Set task » Every record should be copied exactly, except that pictures are to be omitted.

Task inputs »
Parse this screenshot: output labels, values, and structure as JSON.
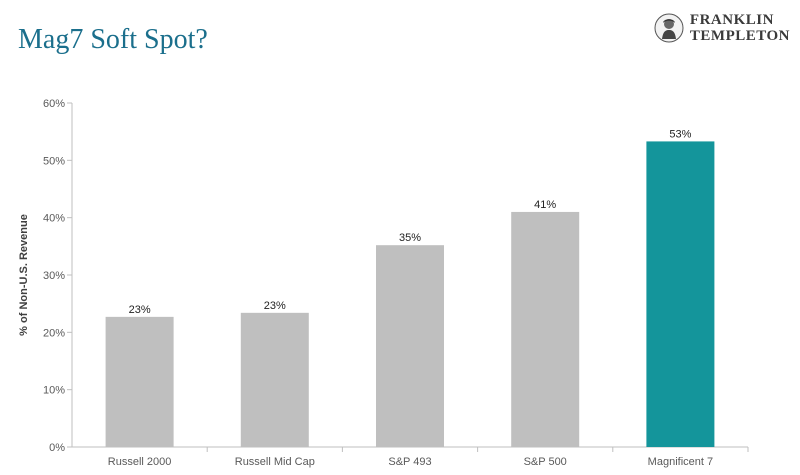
{
  "header": {
    "title": "Mag7 Soft Spot?",
    "brand_line1": "FRANKLIN",
    "brand_line2": "TEMPLETON"
  },
  "chart_data": {
    "type": "bar",
    "title": "Mag7 Soft Spot?",
    "xlabel": "",
    "ylabel": "% of Non-U.S. Revenue",
    "categories": [
      "Russell 2000",
      "Russell Mid Cap",
      "S&P 493",
      "S&P 500",
      "Magnificent 7"
    ],
    "values": [
      22.7,
      23.4,
      35.2,
      41.0,
      53.3
    ],
    "value_labels": [
      "23%",
      "23%",
      "35%",
      "41%",
      "53%"
    ],
    "ylim": [
      0,
      60
    ],
    "yticks": [
      0,
      10,
      20,
      30,
      40,
      50,
      60
    ],
    "ytick_labels": [
      "0%",
      "10%",
      "20%",
      "30%",
      "40%",
      "50%",
      "60%"
    ],
    "grid": false,
    "legend": "none",
    "colors": [
      "#bfbfbf",
      "#bfbfbf",
      "#bfbfbf",
      "#bfbfbf",
      "#14959b"
    ],
    "axis_color": "#bfbfbf"
  }
}
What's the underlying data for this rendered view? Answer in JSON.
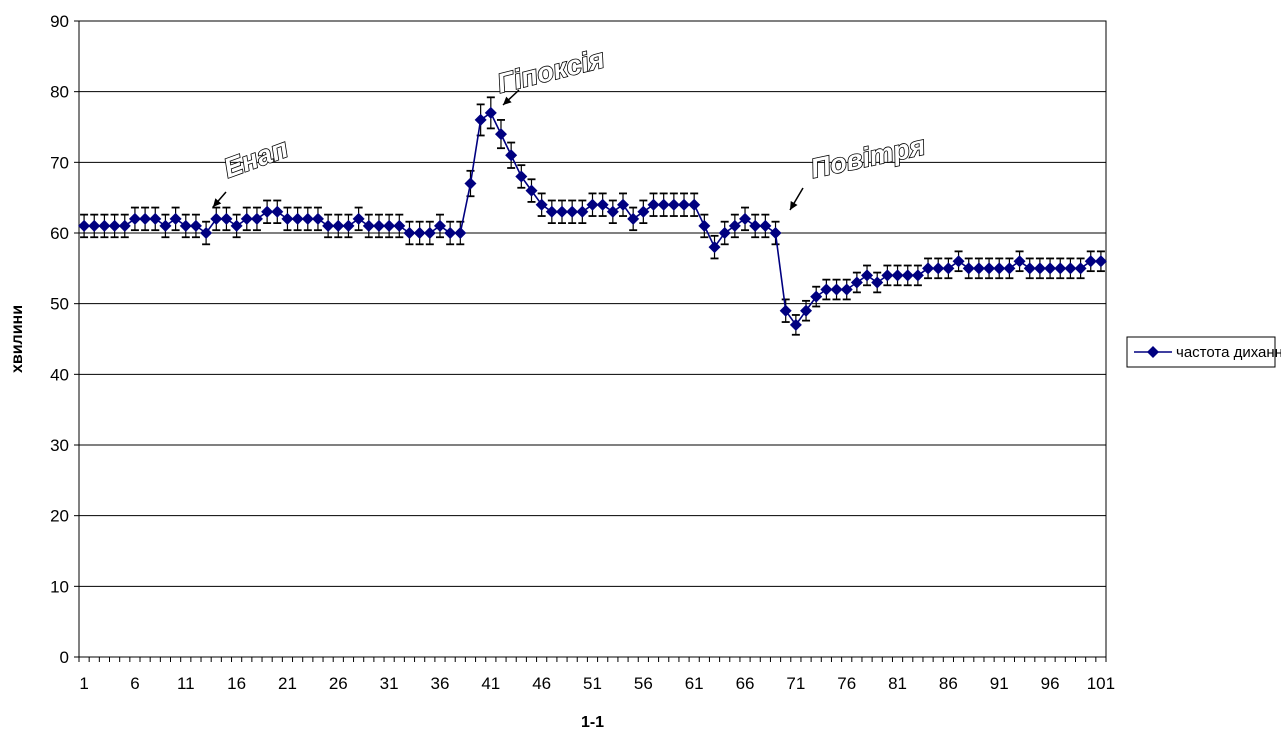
{
  "chart_data": {
    "type": "line",
    "title": "",
    "xlabel": "1-1",
    "ylabel": "хвилини",
    "ylim": [
      0,
      90
    ],
    "yticks": [
      "0",
      "10",
      "20",
      "30",
      "40",
      "50",
      "60",
      "70",
      "80",
      "90"
    ],
    "xlim": [
      1,
      101
    ],
    "xtick_labels": [
      "1",
      "6",
      "11",
      "16",
      "21",
      "26",
      "31",
      "36",
      "41",
      "46",
      "51",
      "56",
      "61",
      "66",
      "71",
      "76",
      "81",
      "86",
      "91",
      "96",
      "101"
    ],
    "grid": "horizontal major gridlines",
    "legend_position": "right",
    "series": [
      {
        "name": "частота дихання",
        "color": "#000080",
        "marker": "diamond",
        "x": [
          1,
          2,
          3,
          4,
          5,
          6,
          7,
          8,
          9,
          10,
          11,
          12,
          13,
          14,
          15,
          16,
          17,
          18,
          19,
          20,
          21,
          22,
          23,
          24,
          25,
          26,
          27,
          28,
          29,
          30,
          31,
          32,
          33,
          34,
          35,
          36,
          37,
          38,
          39,
          40,
          41,
          42,
          43,
          44,
          45,
          46,
          47,
          48,
          49,
          50,
          51,
          52,
          53,
          54,
          55,
          56,
          57,
          58,
          59,
          60,
          61,
          62,
          63,
          64,
          65,
          66,
          67,
          68,
          69,
          70,
          71,
          72,
          73,
          74,
          75,
          76,
          77,
          78,
          79,
          80,
          81,
          82,
          83,
          84,
          85,
          86,
          87,
          88,
          89,
          90,
          91,
          92,
          93,
          94,
          95,
          96,
          97,
          98,
          99,
          100,
          101
        ],
        "values": [
          61,
          61,
          61,
          61,
          61,
          62,
          62,
          62,
          61,
          62,
          61,
          61,
          60,
          62,
          62,
          61,
          62,
          62,
          63,
          63,
          62,
          62,
          62,
          62,
          61,
          61,
          61,
          62,
          61,
          61,
          61,
          61,
          60,
          60,
          60,
          61,
          60,
          60,
          67,
          76,
          77,
          74,
          71,
          68,
          66,
          64,
          63,
          63,
          63,
          63,
          64,
          64,
          63,
          64,
          62,
          63,
          64,
          64,
          64,
          64,
          64,
          61,
          58,
          60,
          61,
          62,
          61,
          61,
          60,
          49,
          47,
          49,
          51,
          52,
          52,
          52,
          53,
          54,
          53,
          54,
          54,
          54,
          54,
          55,
          55,
          55,
          56,
          55,
          55,
          55,
          55,
          55,
          56,
          55,
          55,
          55,
          55,
          55,
          55,
          56,
          56
        ],
        "error": [
          1.6,
          1.6,
          1.6,
          1.6,
          1.6,
          1.6,
          1.6,
          1.6,
          1.6,
          1.6,
          1.6,
          1.6,
          1.6,
          1.6,
          1.6,
          1.6,
          1.6,
          1.6,
          1.6,
          1.6,
          1.6,
          1.6,
          1.6,
          1.6,
          1.6,
          1.6,
          1.6,
          1.6,
          1.6,
          1.6,
          1.6,
          1.6,
          1.6,
          1.6,
          1.6,
          1.6,
          1.6,
          1.6,
          1.8,
          2.2,
          2.2,
          2.0,
          1.8,
          1.6,
          1.6,
          1.6,
          1.6,
          1.6,
          1.6,
          1.6,
          1.6,
          1.6,
          1.6,
          1.6,
          1.6,
          1.6,
          1.6,
          1.6,
          1.6,
          1.6,
          1.6,
          1.6,
          1.6,
          1.6,
          1.6,
          1.6,
          1.6,
          1.6,
          1.6,
          1.6,
          1.4,
          1.4,
          1.4,
          1.4,
          1.4,
          1.4,
          1.4,
          1.4,
          1.4,
          1.4,
          1.4,
          1.4,
          1.4,
          1.4,
          1.4,
          1.4,
          1.4,
          1.4,
          1.4,
          1.4,
          1.4,
          1.4,
          1.4,
          1.4,
          1.4,
          1.4,
          1.4,
          1.4,
          1.4,
          1.4,
          1.4
        ]
      }
    ],
    "annotations": [
      {
        "text": "Енап",
        "x": 13.5,
        "y": 60
      },
      {
        "text": "Гіпоксія",
        "x": 41,
        "y": 77
      },
      {
        "text": "Повітря",
        "x": 70,
        "y": 60
      }
    ]
  }
}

Reply »
Parse this screenshot: output labels, values, and structure as JSON.
{
  "header": {
    "title": "Mag7 Soft Spot?",
    "brand_line1": "FRANKLIN",
    "brand_line2": "TEMPLETON"
  },
  "chart_data": {
    "type": "bar",
    "title": "Mag7 Soft Spot?",
    "xlabel": "",
    "ylabel": "% of Non-U.S. Revenue",
    "categories": [
      "Russell 2000",
      "Russell Mid Cap",
      "S&P 493",
      "S&P 500",
      "Magnificent 7"
    ],
    "values": [
      22.7,
      23.4,
      35.2,
      41.0,
      53.3
    ],
    "value_labels": [
      "23%",
      "23%",
      "35%",
      "41%",
      "53%"
    ],
    "ylim": [
      0,
      60
    ],
    "yticks": [
      0,
      10,
      20,
      30,
      40,
      50,
      60
    ],
    "ytick_labels": [
      "0%",
      "10%",
      "20%",
      "30%",
      "40%",
      "50%",
      "60%"
    ],
    "grid": false,
    "legend": "none",
    "colors": [
      "#bfbfbf",
      "#bfbfbf",
      "#bfbfbf",
      "#bfbfbf",
      "#14959b"
    ],
    "axis_color": "#bfbfbf"
  }
}
What's the underlying data for this rendered view? Answer in JSON.
{
  "chart_data": {
    "type": "line",
    "title": "",
    "xlabel": "1-1",
    "ylabel": "хвилини",
    "ylim": [
      0,
      90
    ],
    "yticks": [
      "0",
      "10",
      "20",
      "30",
      "40",
      "50",
      "60",
      "70",
      "80",
      "90"
    ],
    "xlim": [
      1,
      101
    ],
    "xtick_labels": [
      "1",
      "6",
      "11",
      "16",
      "21",
      "26",
      "31",
      "36",
      "41",
      "46",
      "51",
      "56",
      "61",
      "66",
      "71",
      "76",
      "81",
      "86",
      "91",
      "96",
      "101"
    ],
    "grid": "horizontal major gridlines",
    "legend_position": "right",
    "series": [
      {
        "name": "частота дихання",
        "color": "#000080",
        "marker": "diamond",
        "x": [
          1,
          2,
          3,
          4,
          5,
          6,
          7,
          8,
          9,
          10,
          11,
          12,
          13,
          14,
          15,
          16,
          17,
          18,
          19,
          20,
          21,
          22,
          23,
          24,
          25,
          26,
          27,
          28,
          29,
          30,
          31,
          32,
          33,
          34,
          35,
          36,
          37,
          38,
          39,
          40,
          41,
          42,
          43,
          44,
          45,
          46,
          47,
          48,
          49,
          50,
          51,
          52,
          53,
          54,
          55,
          56,
          57,
          58,
          59,
          60,
          61,
          62,
          63,
          64,
          65,
          66,
          67,
          68,
          69,
          70,
          71,
          72,
          73,
          74,
          75,
          76,
          77,
          78,
          79,
          80,
          81,
          82,
          83,
          84,
          85,
          86,
          87,
          88,
          89,
          90,
          91,
          92,
          93,
          94,
          95,
          96,
          97,
          98,
          99,
          100,
          101
        ],
        "values": [
          61,
          61,
          61,
          61,
          61,
          62,
          62,
          62,
          61,
          62,
          61,
          61,
          60,
          62,
          62,
          61,
          62,
          62,
          63,
          63,
          62,
          62,
          62,
          62,
          61,
          61,
          61,
          62,
          61,
          61,
          61,
          61,
          60,
          60,
          60,
          61,
          60,
          60,
          67,
          76,
          77,
          74,
          71,
          68,
          66,
          64,
          63,
          63,
          63,
          63,
          64,
          64,
          63,
          64,
          62,
          63,
          64,
          64,
          64,
          64,
          64,
          61,
          58,
          60,
          61,
          62,
          61,
          61,
          60,
          49,
          47,
          49,
          51,
          52,
          52,
          52,
          53,
          54,
          53,
          54,
          54,
          54,
          54,
          55,
          55,
          55,
          56,
          55,
          55,
          55,
          55,
          55,
          56,
          55,
          55,
          55,
          55,
          55,
          55,
          56,
          56
        ],
        "error": [
          1.6,
          1.6,
          1.6,
          1.6,
          1.6,
          1.6,
          1.6,
          1.6,
          1.6,
          1.6,
          1.6,
          1.6,
          1.6,
          1.6,
          1.6,
          1.6,
          1.6,
          1.6,
          1.6,
          1.6,
          1.6,
          1.6,
          1.6,
          1.6,
          1.6,
          1.6,
          1.6,
          1.6,
          1.6,
          1.6,
          1.6,
          1.6,
          1.6,
          1.6,
          1.6,
          1.6,
          1.6,
          1.6,
          1.8,
          2.2,
          2.2,
          2.0,
          1.8,
          1.6,
          1.6,
          1.6,
          1.6,
          1.6,
          1.6,
          1.6,
          1.6,
          1.6,
          1.6,
          1.6,
          1.6,
          1.6,
          1.6,
          1.6,
          1.6,
          1.6,
          1.6,
          1.6,
          1.6,
          1.6,
          1.6,
          1.6,
          1.6,
          1.6,
          1.6,
          1.6,
          1.4,
          1.4,
          1.4,
          1.4,
          1.4,
          1.4,
          1.4,
          1.4,
          1.4,
          1.4,
          1.4,
          1.4,
          1.4,
          1.4,
          1.4,
          1.4,
          1.4,
          1.4,
          1.4,
          1.4,
          1.4,
          1.4,
          1.4,
          1.4,
          1.4,
          1.4,
          1.4,
          1.4,
          1.4,
          1.4,
          1.4
        ]
      }
    ],
    "annotations": [
      {
        "text": "Енап",
        "x": 13.5,
        "y": 60
      },
      {
        "text": "Гіпоксія",
        "x": 41,
        "y": 77
      },
      {
        "text": "Повітря",
        "x": 70,
        "y": 60
      }
    ]
  }
}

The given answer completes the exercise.